§ **DATA SHOWN**
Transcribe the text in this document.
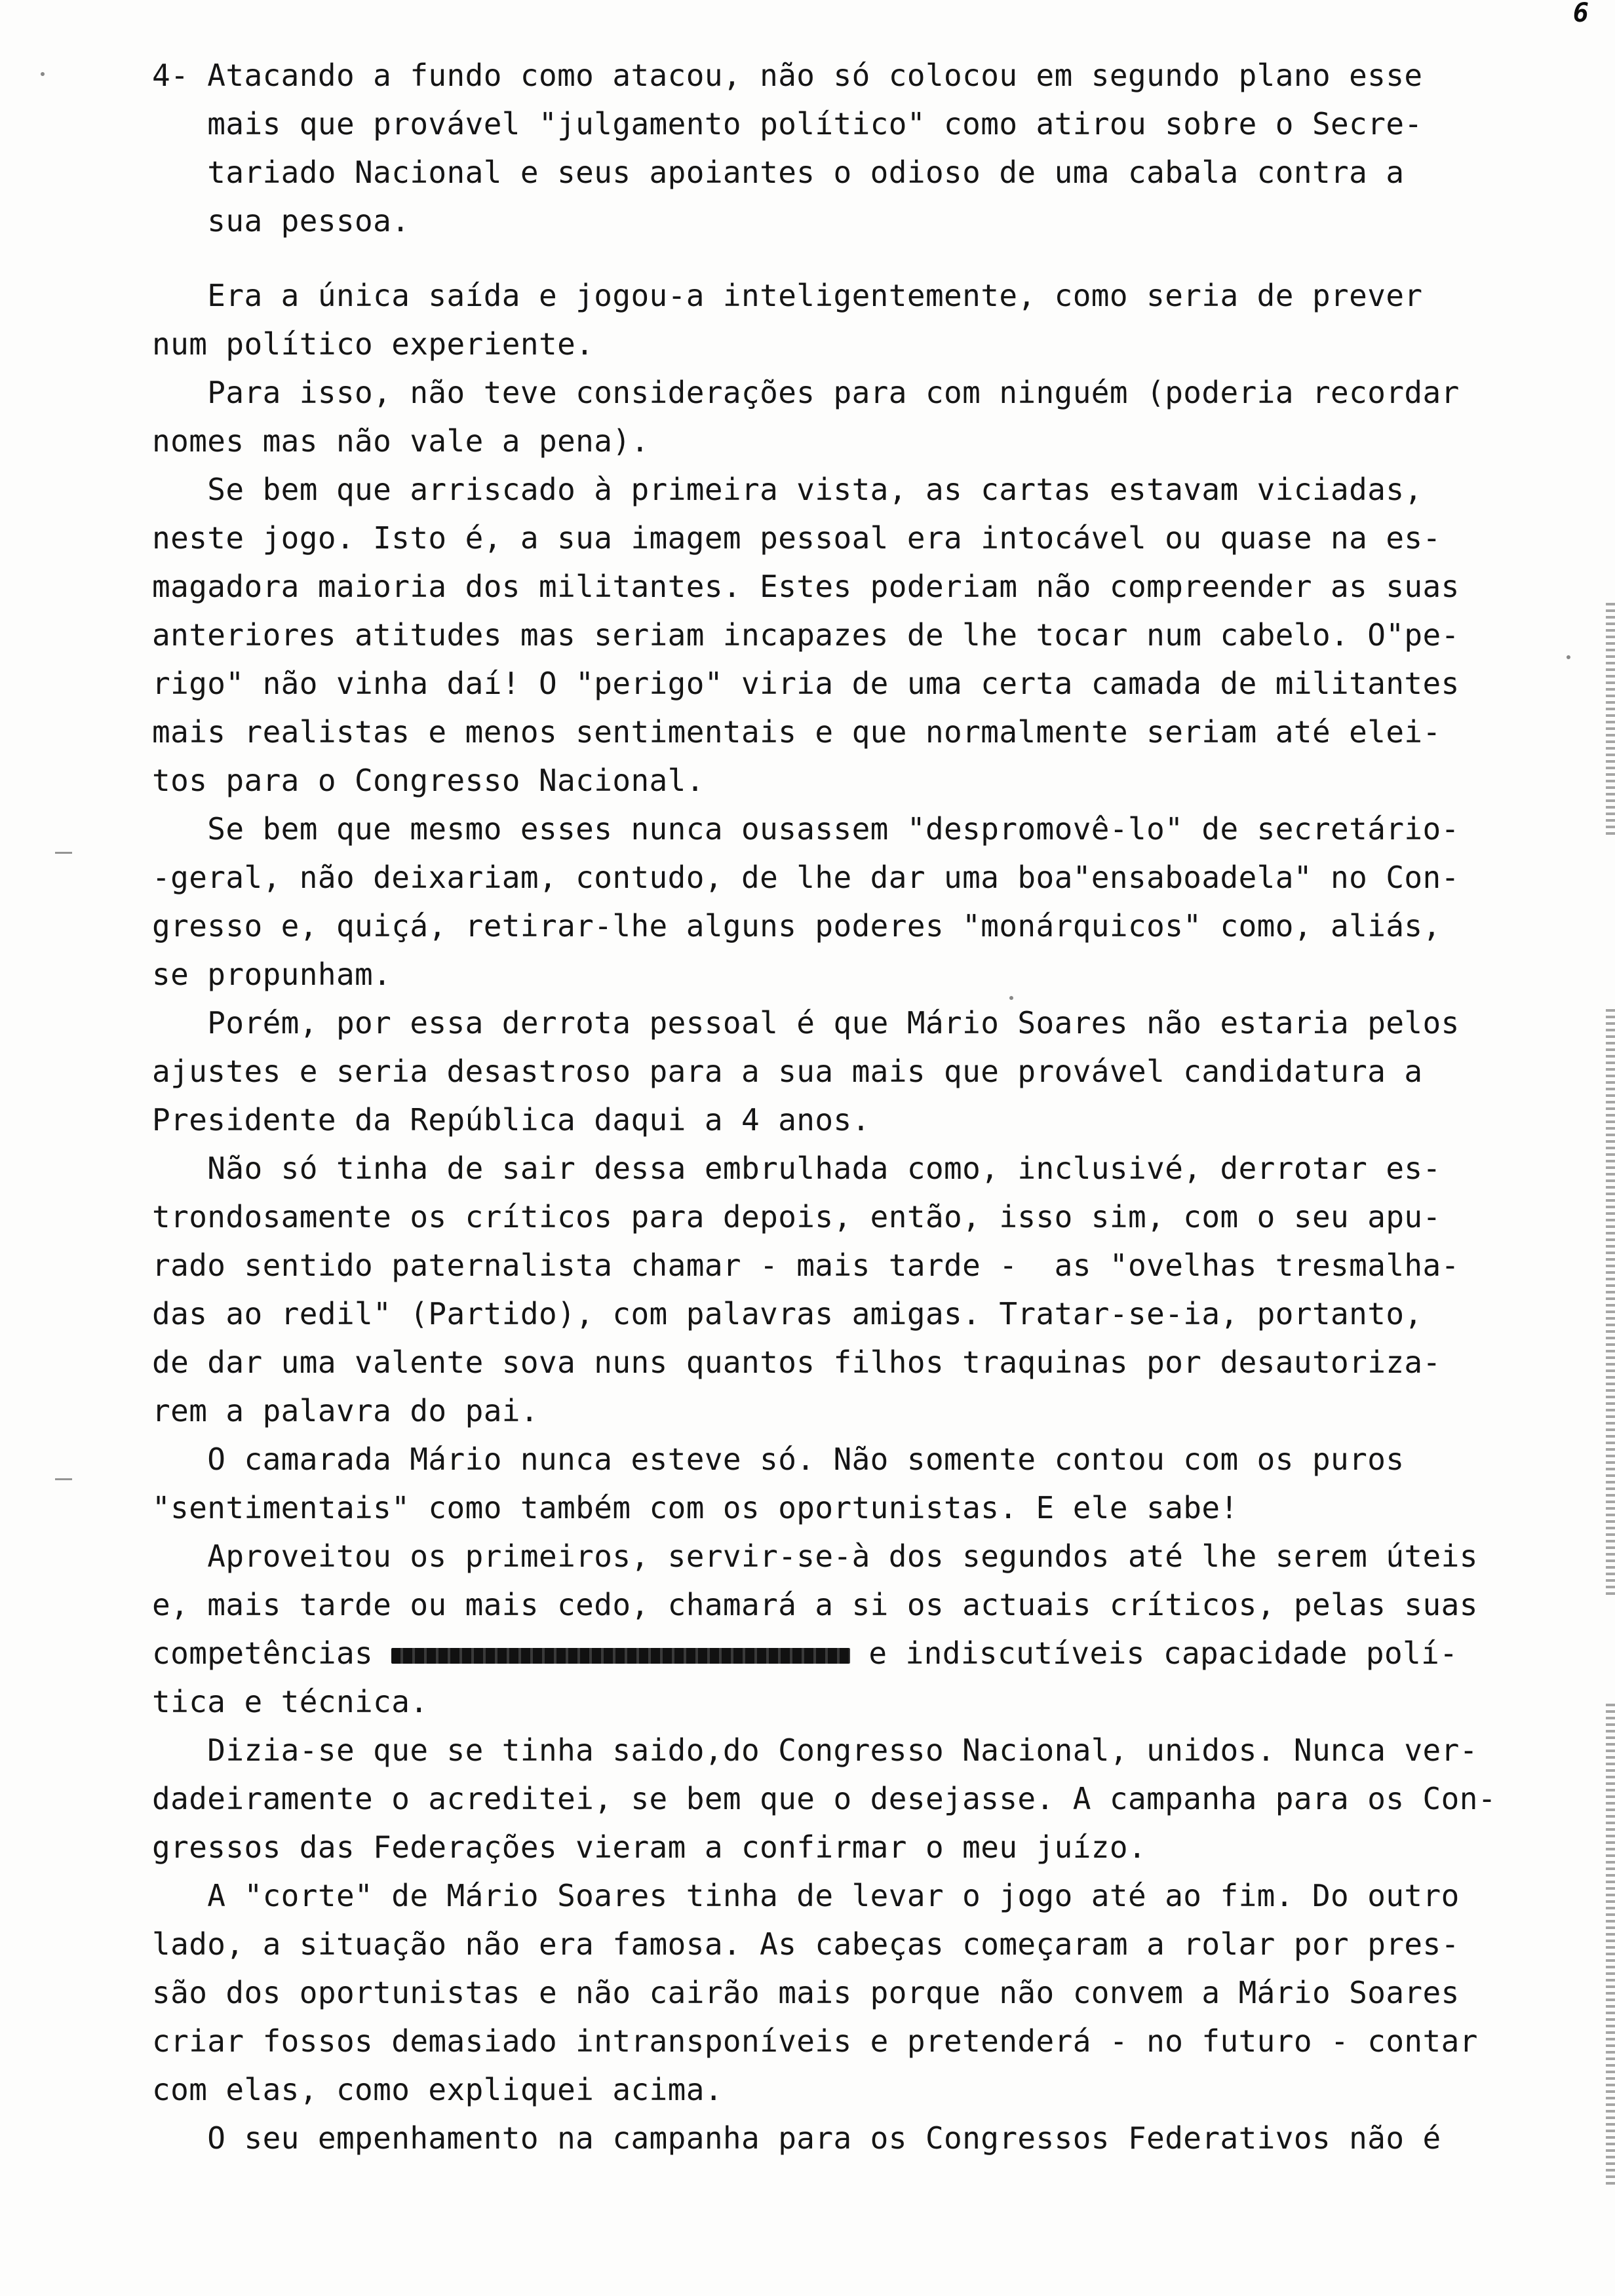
6
4- Atacando a fundo como atacou, não só colocou em segundo plano esse
mais que provável "julgamento político" como atirou sobre o Secre-
tariado Nacional e seus apoiantes o odioso de uma cabala contra a
sua pessoa.
Era a única saída e jogou-a inteligentemente, como seria de prever
num político experiente.
Para isso, não teve considerações para com ninguém (poderia recordar
nomes mas não vale a pena).
Se bem que arriscado à primeira vista, as cartas estavam viciadas,
neste jogo. Isto é, a sua imagem pessoal era intocável ou quase na es-
magadora maioria dos militantes. Estes poderiam não compreender as suas
anteriores atitudes mas seriam incapazes de lhe tocar num cabelo. O"pe-
rigo" não vinha daí! O "perigo" viria de uma certa camada de militantes
mais realistas e menos sentimentais e que normalmente seriam até elei-
tos para o Congresso Nacional.
Se bem que mesmo esses nunca ousassem "despromovê-lo" de secretário-
-geral, não deixariam, contudo, de lhe dar uma boa"ensaboadela" no Con-
gresso e, quiçá, retirar-lhe alguns poderes "monárquicos" como, aliás,
se propunham.
Porém, por essa derrota pessoal é que Mário Soares não estaria pelos
ajustes e seria desastroso para a sua mais que provável candidatura a
Presidente da República daqui a 4 anos.
Não só tinha de sair dessa embrulhada como, inclusivé, derrotar es-
trondosamente os críticos para depois, então, isso sim, com o seu apu-
rado sentido paternalista chamar - mais tarde -  as "ovelhas tresmalha-
das ao redil" (Partido), com palavras amigas. Tratar-se-ia, portanto,
de dar uma valente sova nuns quantos filhos traquinas por desautoriza-
rem a palavra do pai.
O camarada Mário nunca esteve só. Não somente contou com os puros
"sentimentais" como também com os oportunistas. E ele sabe!
Aproveitou os primeiros, servir-se-à dos segundos até lhe serem úteis
e, mais tarde ou mais cedo, chamará a si os actuais críticos, pelas suas
competências	e indiscutíveis capacidade polí-
tica e técnica.
Dizia-se que se tinha saido,do Congresso Nacional, unidos. Nunca ver-
dadeiramente o acreditei, se bem que o desejasse. A campanha para os Con-
gressos das Federações vieram a confirmar o meu juízo.
A "corte" de Mário Soares tinha de levar o jogo até ao fim. Do outro
lado, a situação não era famosa. As cabeças começaram a rolar por pres-
são dos oportunistas e não cairão mais porque não convem a Mário Soares
criar fossos demasiado intransponíveis e pretenderá - no futuro - contar
com elas, como expliquei acima.
O seu empenhamento na campanha para os Congressos Federativos não é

§ **YOUR GOAL**
Return the whole listing, word for word, and leave out every picture.

§ **EXERCISE ANSWER**
Transcribe the text in this document.
6
4- Atacando a fundo como atacou, não só colocou em segundo plano esse
mais que provável "julgamento político" como atirou sobre o Secre-
tariado Nacional e seus apoiantes o odioso de uma cabala contra a
sua pessoa.
Era a única saída e jogou-a inteligentemente, como seria de prever
num político experiente.
Para isso, não teve considerações para com ninguém (poderia recordar
nomes mas não vale a pena).
Se bem que arriscado à primeira vista, as cartas estavam viciadas,
neste jogo. Isto é, a sua imagem pessoal era intocável ou quase na es-
magadora maioria dos militantes. Estes poderiam não compreender as suas
anteriores atitudes mas seriam incapazes de lhe tocar num cabelo. O"pe-
rigo" não vinha daí! O "perigo" viria de uma certa camada de militantes
mais realistas e menos sentimentais e que normalmente seriam até elei-
tos para o Congresso Nacional.
Se bem que mesmo esses nunca ousassem "despromovê-lo" de secretário-
-geral, não deixariam, contudo, de lhe dar uma boa"ensaboadela" no Con-
gresso e, quiçá, retirar-lhe alguns poderes "monárquicos" como, aliás,
se propunham.
Porém, por essa derrota pessoal é que Mário Soares não estaria pelos
ajustes e seria desastroso para a sua mais que provável candidatura a
Presidente da República daqui a 4 anos.
Não só tinha de sair dessa embrulhada como, inclusivé, derrotar es-
trondosamente os críticos para depois, então, isso sim, com o seu apu-
rado sentido paternalista chamar - mais tarde -  as "ovelhas tresmalha-
das ao redil" (Partido), com palavras amigas. Tratar-se-ia, portanto,
de dar uma valente sova nuns quantos filhos traquinas por desautoriza-
rem a palavra do pai.
O camarada Mário nunca esteve só. Não somente contou com os puros
"sentimentais" como também com os oportunistas. E ele sabe!
Aproveitou os primeiros, servir-se-à dos segundos até lhe serem úteis
e, mais tarde ou mais cedo, chamará a si os actuais críticos, pelas suas
competências	e indiscutíveis capacidade polí-
tica e técnica.
Dizia-se que se tinha saido,do Congresso Nacional, unidos. Nunca ver-
dadeiramente o acreditei, se bem que o desejasse. A campanha para os Con-
gressos das Federações vieram a confirmar o meu juízo.
A "corte" de Mário Soares tinha de levar o jogo até ao fim. Do outro
lado, a situação não era famosa. As cabeças começaram a rolar por pres-
são dos oportunistas e não cairão mais porque não convem a Mário Soares
criar fossos demasiado intransponíveis e pretenderá - no futuro - contar
com elas, como expliquei acima.
O seu empenhamento na campanha para os Congressos Federativos não é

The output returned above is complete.